* **Task input**
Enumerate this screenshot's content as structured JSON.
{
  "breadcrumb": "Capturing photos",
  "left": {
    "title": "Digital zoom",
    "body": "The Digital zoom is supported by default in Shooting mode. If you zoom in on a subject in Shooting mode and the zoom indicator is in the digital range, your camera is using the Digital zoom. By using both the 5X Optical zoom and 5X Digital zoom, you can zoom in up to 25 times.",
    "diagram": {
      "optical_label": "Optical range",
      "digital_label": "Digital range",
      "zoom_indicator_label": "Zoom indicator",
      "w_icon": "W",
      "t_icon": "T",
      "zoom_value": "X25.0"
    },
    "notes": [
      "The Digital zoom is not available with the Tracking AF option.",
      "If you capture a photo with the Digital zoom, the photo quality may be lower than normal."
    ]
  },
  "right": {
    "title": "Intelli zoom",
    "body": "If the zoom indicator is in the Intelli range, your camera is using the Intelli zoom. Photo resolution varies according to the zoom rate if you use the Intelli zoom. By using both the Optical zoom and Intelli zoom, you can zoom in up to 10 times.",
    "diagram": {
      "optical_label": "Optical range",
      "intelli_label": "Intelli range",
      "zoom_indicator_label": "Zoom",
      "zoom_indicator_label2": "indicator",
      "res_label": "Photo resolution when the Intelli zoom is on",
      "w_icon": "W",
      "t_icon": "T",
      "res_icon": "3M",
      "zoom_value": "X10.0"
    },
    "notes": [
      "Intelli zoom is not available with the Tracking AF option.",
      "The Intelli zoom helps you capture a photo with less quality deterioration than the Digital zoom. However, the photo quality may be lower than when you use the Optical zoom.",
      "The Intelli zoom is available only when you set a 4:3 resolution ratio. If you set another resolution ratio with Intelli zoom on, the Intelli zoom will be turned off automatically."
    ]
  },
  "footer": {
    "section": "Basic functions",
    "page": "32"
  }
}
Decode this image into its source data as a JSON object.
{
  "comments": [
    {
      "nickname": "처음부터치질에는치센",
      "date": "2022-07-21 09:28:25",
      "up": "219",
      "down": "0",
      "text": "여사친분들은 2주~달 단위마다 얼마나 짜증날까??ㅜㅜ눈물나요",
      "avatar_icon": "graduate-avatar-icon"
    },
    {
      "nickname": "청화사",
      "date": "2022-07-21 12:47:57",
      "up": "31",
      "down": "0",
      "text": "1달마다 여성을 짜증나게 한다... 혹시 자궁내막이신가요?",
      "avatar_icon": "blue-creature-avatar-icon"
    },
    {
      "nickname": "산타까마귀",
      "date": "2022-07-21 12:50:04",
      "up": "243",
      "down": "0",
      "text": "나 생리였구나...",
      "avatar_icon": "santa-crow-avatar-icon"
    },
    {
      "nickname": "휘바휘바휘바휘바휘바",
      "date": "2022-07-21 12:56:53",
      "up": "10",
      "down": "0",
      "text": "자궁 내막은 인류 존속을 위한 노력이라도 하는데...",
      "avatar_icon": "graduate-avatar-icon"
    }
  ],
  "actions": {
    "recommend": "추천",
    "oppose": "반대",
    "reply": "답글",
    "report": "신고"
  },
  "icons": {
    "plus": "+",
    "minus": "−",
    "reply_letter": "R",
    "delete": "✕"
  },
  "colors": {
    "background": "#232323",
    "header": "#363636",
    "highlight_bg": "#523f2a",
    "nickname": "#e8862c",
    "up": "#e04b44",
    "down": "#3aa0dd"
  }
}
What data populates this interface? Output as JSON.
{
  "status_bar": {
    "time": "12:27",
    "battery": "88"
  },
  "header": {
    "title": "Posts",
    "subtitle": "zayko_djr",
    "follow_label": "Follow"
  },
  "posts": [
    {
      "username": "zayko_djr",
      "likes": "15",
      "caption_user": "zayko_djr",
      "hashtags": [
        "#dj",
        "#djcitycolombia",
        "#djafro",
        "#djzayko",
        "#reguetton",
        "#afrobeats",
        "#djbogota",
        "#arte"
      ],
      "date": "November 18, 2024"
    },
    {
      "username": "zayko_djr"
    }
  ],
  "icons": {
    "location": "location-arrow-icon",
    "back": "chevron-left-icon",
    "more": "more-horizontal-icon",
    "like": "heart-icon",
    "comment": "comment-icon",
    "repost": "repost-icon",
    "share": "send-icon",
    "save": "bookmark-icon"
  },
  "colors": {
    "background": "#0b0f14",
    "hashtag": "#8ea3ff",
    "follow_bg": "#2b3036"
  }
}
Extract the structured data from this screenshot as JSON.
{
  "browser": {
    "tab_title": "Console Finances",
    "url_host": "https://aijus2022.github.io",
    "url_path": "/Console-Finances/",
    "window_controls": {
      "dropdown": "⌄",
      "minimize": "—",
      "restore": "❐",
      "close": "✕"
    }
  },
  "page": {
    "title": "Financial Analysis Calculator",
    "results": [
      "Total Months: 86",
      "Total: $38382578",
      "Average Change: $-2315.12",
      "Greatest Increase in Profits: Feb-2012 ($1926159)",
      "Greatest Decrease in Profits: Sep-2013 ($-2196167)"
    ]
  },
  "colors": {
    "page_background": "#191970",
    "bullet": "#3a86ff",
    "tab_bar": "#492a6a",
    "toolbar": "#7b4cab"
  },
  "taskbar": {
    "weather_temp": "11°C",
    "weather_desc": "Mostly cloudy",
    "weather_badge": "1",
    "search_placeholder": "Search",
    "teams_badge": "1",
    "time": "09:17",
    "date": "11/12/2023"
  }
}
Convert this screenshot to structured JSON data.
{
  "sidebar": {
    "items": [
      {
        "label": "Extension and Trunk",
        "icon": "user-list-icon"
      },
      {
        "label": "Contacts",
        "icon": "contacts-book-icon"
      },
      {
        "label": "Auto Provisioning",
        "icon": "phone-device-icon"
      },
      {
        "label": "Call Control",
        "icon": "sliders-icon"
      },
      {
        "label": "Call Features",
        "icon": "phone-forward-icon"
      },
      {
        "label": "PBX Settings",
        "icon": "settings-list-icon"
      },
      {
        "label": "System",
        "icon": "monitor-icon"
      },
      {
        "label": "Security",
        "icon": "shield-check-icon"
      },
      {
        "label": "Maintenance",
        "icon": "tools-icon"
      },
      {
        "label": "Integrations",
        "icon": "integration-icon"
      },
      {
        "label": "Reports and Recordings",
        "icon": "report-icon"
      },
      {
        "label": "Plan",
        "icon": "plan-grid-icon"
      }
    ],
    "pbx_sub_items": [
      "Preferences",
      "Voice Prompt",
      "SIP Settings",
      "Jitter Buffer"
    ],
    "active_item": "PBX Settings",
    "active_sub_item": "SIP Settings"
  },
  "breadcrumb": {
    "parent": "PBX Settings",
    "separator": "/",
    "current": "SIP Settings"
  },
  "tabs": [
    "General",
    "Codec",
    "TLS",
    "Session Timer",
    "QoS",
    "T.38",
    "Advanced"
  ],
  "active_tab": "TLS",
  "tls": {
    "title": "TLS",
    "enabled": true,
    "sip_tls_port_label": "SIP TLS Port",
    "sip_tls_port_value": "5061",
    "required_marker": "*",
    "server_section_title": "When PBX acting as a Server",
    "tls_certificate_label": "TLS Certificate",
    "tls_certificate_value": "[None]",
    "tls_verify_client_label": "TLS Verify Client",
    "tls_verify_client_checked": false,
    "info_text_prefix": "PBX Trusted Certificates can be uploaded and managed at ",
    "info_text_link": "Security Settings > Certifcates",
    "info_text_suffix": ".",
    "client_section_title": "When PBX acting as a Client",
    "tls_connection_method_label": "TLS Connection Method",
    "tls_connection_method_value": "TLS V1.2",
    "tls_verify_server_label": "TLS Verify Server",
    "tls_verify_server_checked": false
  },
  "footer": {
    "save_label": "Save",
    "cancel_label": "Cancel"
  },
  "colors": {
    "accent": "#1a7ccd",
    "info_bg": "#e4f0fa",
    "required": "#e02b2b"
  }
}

* **Directions for this task**
Above are the records; retype every one exactly.

* **Expected answer**
Enumerate this screenshot's content as structured JSON.
{
  "breadcrumb": "Capturing photos",
  "left": {
    "title": "Digital zoom",
    "body": "The Digital zoom is supported by default in Shooting mode. If you zoom in on a subject in Shooting mode and the zoom indicator is in the digital range, your camera is using the Digital zoom. By using both the 5X Optical zoom and 5X Digital zoom, you can zoom in up to 25 times.",
    "diagram": {
      "optical_label": "Optical range",
      "digital_label": "Digital range",
      "zoom_indicator_label": "Zoom indicator",
      "w_icon": "W",
      "t_icon": "T",
      "zoom_value": "X25.0"
    },
    "notes": [
      "The Digital zoom is not available with the Tracking AF option.",
      "If you capture a photo with the Digital zoom, the photo quality may be lower than normal."
    ]
  },
  "right": {
    "title": "Intelli zoom",
    "body": "If the zoom indicator is in the Intelli range, your camera is using the Intelli zoom. Photo resolution varies according to the zoom rate if you use the Intelli zoom. By using both the Optical zoom and Intelli zoom, you can zoom in up to 10 times.",
    "diagram": {
      "optical_label": "Optical range",
      "intelli_label": "Intelli range",
      "zoom_indicator_label": "Zoom",
      "zoom_indicator_label2": "indicator",
      "res_label": "Photo resolution when the Intelli zoom is on",
      "w_icon": "W",
      "t_icon": "T",
      "res_icon": "3M",
      "zoom_value": "X10.0"
    },
    "notes": [
      "Intelli zoom is not available with the Tracking AF option.",
      "The Intelli zoom helps you capture a photo with less quality deterioration than the Digital zoom. However, the photo quality may be lower than when you use the Optical zoom.",
      "The Intelli zoom is available only when you set a 4:3 resolution ratio. If you set another resolution ratio with Intelli zoom on, the Intelli zoom will be turned off automatically."
    ]
  },
  "footer": {
    "section": "Basic functions",
    "page": "32"
  }
}
Decode this image into its source data as a JSON object.
{
  "comments": [
    {
      "nickname": "처음부터치질에는치센",
      "date": "2022-07-21 09:28:25",
      "up": "219",
      "down": "0",
      "text": "여사친분들은 2주~달 단위마다 얼마나 짜증날까??ㅜㅜ눈물나요",
      "avatar_icon": "graduate-avatar-icon"
    },
    {
      "nickname": "청화사",
      "date": "2022-07-21 12:47:57",
      "up": "31",
      "down": "0",
      "text": "1달마다 여성을 짜증나게 한다... 혹시 자궁내막이신가요?",
      "avatar_icon": "blue-creature-avatar-icon"
    },
    {
      "nickname": "산타까마귀",
      "date": "2022-07-21 12:50:04",
      "up": "243",
      "down": "0",
      "text": "나 생리였구나...",
      "avatar_icon": "santa-crow-avatar-icon"
    },
    {
      "nickname": "휘바휘바휘바휘바휘바",
      "date": "2022-07-21 12:56:53",
      "up": "10",
      "down": "0",
      "text": "자궁 내막은 인류 존속을 위한 노력이라도 하는데...",
      "avatar_icon": "graduate-avatar-icon"
    }
  ],
  "actions": {
    "recommend": "추천",
    "oppose": "반대",
    "reply": "답글",
    "report": "신고"
  },
  "icons": {
    "plus": "+",
    "minus": "−",
    "reply_letter": "R",
    "delete": "✕"
  },
  "colors": {
    "background": "#232323",
    "header": "#363636",
    "highlight_bg": "#523f2a",
    "nickname": "#e8862c",
    "up": "#e04b44",
    "down": "#3aa0dd"
  }
}
What data populates this interface? Output as JSON.
{
  "status_bar": {
    "time": "12:27",
    "battery": "88"
  },
  "header": {
    "title": "Posts",
    "subtitle": "zayko_djr",
    "follow_label": "Follow"
  },
  "posts": [
    {
      "username": "zayko_djr",
      "likes": "15",
      "caption_user": "zayko_djr",
      "hashtags": [
        "#dj",
        "#djcitycolombia",
        "#djafro",
        "#djzayko",
        "#reguetton",
        "#afrobeats",
        "#djbogota",
        "#arte"
      ],
      "date": "November 18, 2024"
    },
    {
      "username": "zayko_djr"
    }
  ],
  "icons": {
    "location": "location-arrow-icon",
    "back": "chevron-left-icon",
    "more": "more-horizontal-icon",
    "like": "heart-icon",
    "comment": "comment-icon",
    "repost": "repost-icon",
    "share": "send-icon",
    "save": "bookmark-icon"
  },
  "colors": {
    "background": "#0b0f14",
    "hashtag": "#8ea3ff",
    "follow_bg": "#2b3036"
  }
}
Extract the structured data from this screenshot as JSON.
{
  "browser": {
    "tab_title": "Console Finances",
    "url_host": "https://aijus2022.github.io",
    "url_path": "/Console-Finances/",
    "window_controls": {
      "dropdown": "⌄",
      "minimize": "—",
      "restore": "❐",
      "close": "✕"
    }
  },
  "page": {
    "title": "Financial Analysis Calculator",
    "results": [
      "Total Months: 86",
      "Total: $38382578",
      "Average Change: $-2315.12",
      "Greatest Increase in Profits: Feb-2012 ($1926159)",
      "Greatest Decrease in Profits: Sep-2013 ($-2196167)"
    ]
  },
  "colors": {
    "page_background": "#191970",
    "bullet": "#3a86ff",
    "tab_bar": "#492a6a",
    "toolbar": "#7b4cab"
  },
  "taskbar": {
    "weather_temp": "11°C",
    "weather_desc": "Mostly cloudy",
    "weather_badge": "1",
    "search_placeholder": "Search",
    "teams_badge": "1",
    "time": "09:17",
    "date": "11/12/2023"
  }
}
Convert this screenshot to structured JSON data.
{
  "sidebar": {
    "items": [
      {
        "label": "Extension and Trunk",
        "icon": "user-list-icon"
      },
      {
        "label": "Contacts",
        "icon": "contacts-book-icon"
      },
      {
        "label": "Auto Provisioning",
        "icon": "phone-device-icon"
      },
      {
        "label": "Call Control",
        "icon": "sliders-icon"
      },
      {
        "label": "Call Features",
        "icon": "phone-forward-icon"
      },
      {
        "label": "PBX Settings",
        "icon": "settings-list-icon"
      },
      {
        "label": "System",
        "icon": "monitor-icon"
      },
      {
        "label": "Security",
        "icon": "shield-check-icon"
      },
      {
        "label": "Maintenance",
        "icon": "tools-icon"
      },
      {
        "label": "Integrations",
        "icon": "integration-icon"
      },
      {
        "label": "Reports and Recordings",
        "icon": "report-icon"
      },
      {
        "label": "Plan",
        "icon": "plan-grid-icon"
      }
    ],
    "pbx_sub_items": [
      "Preferences",
      "Voice Prompt",
      "SIP Settings",
      "Jitter Buffer"
    ],
    "active_item": "PBX Settings",
    "active_sub_item": "SIP Settings"
  },
  "breadcrumb": {
    "parent": "PBX Settings",
    "separator": "/",
    "current": "SIP Settings"
  },
  "tabs": [
    "General",
    "Codec",
    "TLS",
    "Session Timer",
    "QoS",
    "T.38",
    "Advanced"
  ],
  "active_tab": "TLS",
  "tls": {
    "title": "TLS",
    "enabled": true,
    "sip_tls_port_label": "SIP TLS Port",
    "sip_tls_port_value": "5061",
    "required_marker": "*",
    "server_section_title": "When PBX acting as a Server",
    "tls_certificate_label": "TLS Certificate",
    "tls_certificate_value": "[None]",
    "tls_verify_client_label": "TLS Verify Client",
    "tls_verify_client_checked": false,
    "info_text_prefix": "PBX Trusted Certificates can be uploaded and managed at ",
    "info_text_link": "Security Settings > Certifcates",
    "info_text_suffix": ".",
    "client_section_title": "When PBX acting as a Client",
    "tls_connection_method_label": "TLS Connection Method",
    "tls_connection_method_value": "TLS V1.2",
    "tls_verify_server_label": "TLS Verify Server",
    "tls_verify_server_checked": false
  },
  "footer": {
    "save_label": "Save",
    "cancel_label": "Cancel"
  },
  "colors": {
    "accent": "#1a7ccd",
    "info_bg": "#e4f0fa",
    "required": "#e02b2b"
  }
}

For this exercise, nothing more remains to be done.